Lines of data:
-- -- --
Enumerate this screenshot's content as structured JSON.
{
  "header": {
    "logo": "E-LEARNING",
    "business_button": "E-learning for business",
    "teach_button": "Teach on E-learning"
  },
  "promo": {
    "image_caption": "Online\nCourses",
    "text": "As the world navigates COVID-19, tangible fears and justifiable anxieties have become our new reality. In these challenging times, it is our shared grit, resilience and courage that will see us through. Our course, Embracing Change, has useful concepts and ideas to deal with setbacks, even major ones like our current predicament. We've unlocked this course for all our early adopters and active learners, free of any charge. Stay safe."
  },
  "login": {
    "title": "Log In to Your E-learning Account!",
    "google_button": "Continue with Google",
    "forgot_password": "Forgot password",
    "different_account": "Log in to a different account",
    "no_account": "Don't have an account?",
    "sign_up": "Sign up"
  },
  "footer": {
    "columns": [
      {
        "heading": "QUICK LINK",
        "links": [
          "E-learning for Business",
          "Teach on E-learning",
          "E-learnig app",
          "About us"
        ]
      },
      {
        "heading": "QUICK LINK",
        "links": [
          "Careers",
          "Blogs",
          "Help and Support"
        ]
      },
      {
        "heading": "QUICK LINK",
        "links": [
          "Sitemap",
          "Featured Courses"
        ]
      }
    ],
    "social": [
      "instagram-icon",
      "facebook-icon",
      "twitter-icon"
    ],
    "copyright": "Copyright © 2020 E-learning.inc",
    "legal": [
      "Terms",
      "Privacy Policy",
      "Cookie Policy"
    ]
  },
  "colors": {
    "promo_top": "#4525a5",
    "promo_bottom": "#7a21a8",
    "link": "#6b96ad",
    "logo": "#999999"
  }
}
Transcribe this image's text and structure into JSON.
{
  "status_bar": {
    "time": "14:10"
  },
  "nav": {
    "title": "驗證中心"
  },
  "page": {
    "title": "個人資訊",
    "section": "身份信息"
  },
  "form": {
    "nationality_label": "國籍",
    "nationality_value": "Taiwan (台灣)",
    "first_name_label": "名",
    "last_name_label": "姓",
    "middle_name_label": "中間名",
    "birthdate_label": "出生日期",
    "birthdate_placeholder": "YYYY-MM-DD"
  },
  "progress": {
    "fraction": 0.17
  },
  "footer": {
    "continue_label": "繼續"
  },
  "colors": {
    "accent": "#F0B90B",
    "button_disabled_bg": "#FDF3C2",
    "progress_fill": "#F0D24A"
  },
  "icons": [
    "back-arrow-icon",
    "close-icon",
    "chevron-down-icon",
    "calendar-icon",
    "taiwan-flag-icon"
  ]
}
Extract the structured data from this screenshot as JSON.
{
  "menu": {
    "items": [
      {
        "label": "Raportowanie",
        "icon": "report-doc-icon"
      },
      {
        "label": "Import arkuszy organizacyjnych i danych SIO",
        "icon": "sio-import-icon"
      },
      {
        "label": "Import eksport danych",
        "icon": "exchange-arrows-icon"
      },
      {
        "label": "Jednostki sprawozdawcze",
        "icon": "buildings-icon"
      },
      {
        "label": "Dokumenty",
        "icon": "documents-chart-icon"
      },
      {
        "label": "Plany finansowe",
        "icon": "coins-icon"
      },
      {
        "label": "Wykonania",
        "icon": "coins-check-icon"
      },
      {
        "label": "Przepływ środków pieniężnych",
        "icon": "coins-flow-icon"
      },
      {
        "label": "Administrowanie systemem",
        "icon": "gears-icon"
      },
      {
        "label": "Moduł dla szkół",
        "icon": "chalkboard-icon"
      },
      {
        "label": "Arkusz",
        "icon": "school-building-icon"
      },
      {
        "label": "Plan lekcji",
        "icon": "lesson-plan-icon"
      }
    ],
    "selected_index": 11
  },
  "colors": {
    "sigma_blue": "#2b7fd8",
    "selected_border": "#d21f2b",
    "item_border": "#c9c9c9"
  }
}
-- -- --
Which lines contain "text"? Show each of them.

    "text": "As the world navigates COVID-19, tangible fears and justifiable anxieties have become our new reality. In these challenging times, it is our shared grit, resilience and courage that will see us through. Our course, Embracing Change, has useful concepts and ideas to deal with setbacks, even major ones like our current predicament. We've unlocked this course for all our early adopters and active learners, free of any charge. Stay safe."
Transcribe this image's text and structure into JSON.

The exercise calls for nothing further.